Text provided:
'''

But with the bad comes the good, and Ireland-based Shire was found to have published results for all of the 96 trials it has run over the past decade.

Among biopharma companies, the top five most transparent, measured by the percentage of trials missing, after Shire were Colgate Palmolive, Bristol-Myers Squibb ($BMY), Eli Lilly ($LLY), and Johnson & Johnson ($JNJ).

The TrialsTracker works by identifying studies on the world’s largest clinical trial register, ClinicalTrials.gov, that haven’t published results two years after the end of the trial.

Since January 2006, major trial sponsors completed 25,927 eligible trials, but this new program found they haven't published results for 11,714 of them.

Síle Lane, director of campaigns at Sense about Science, which runs the AllTrials campaign, said: “We should all be outraged that in the last 10 years 8.7 million patients have taken part in trials that haven't published results. These people volunteered for a clinical trial trusting that whatever was found out in the trial would be shared with doctors and researchers and used to make life better for patients like them. When results from trials are never shared and never used, that’s an enormous betrayal of their trust.

“I hope this new tracker will focus trial sponsors’ minds on the information they haven’t shared. The situation is urgent. When researchers retire, when computers break, when notebooks get lost we lose more knowledge about our medicines. Every day that passes means more information is lost forever. Trial funders need to ensure that missing results are shared, now, before it’s too late.”

'''

Activity:
Repeat the clinical trial transparency text word for word, everything from "The TrialsTracker works" down to "of the trial.".

Provided material:
'''

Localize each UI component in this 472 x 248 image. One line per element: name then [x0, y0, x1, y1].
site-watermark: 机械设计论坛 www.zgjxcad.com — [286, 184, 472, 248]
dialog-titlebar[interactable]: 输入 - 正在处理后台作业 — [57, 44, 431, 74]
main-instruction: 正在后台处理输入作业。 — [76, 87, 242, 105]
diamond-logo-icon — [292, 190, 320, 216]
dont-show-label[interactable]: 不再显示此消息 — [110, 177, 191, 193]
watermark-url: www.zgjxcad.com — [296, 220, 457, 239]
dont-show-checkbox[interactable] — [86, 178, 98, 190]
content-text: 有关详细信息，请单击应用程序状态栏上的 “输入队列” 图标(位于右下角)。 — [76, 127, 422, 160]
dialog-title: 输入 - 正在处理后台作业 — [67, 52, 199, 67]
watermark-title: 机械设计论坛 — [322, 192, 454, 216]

'''

Written solution:
The TrialsTracker works by identifying studies on the world’s largest clinical trial register, ClinicalTrials.gov, that haven’t published results two years after the end of the trial.